◆ **Short exercise**: In the records below, tally every line containing "Cachets". Report only the total.

[Dataset entries]

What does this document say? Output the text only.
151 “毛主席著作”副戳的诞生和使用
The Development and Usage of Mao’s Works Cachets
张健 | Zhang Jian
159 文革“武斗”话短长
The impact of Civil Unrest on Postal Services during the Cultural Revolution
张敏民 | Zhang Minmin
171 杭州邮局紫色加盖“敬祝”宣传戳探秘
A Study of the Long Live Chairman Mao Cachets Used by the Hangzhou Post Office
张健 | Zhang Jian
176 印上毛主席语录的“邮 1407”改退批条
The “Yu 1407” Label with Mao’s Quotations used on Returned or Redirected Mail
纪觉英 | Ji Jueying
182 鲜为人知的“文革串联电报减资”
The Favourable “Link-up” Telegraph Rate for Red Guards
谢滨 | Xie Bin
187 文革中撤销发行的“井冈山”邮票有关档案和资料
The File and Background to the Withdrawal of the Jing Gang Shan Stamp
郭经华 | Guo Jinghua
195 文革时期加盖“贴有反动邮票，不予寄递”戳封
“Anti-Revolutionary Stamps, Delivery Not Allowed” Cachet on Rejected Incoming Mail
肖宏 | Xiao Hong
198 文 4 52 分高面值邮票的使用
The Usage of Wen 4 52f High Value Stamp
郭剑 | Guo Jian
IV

◆ **Result**: 2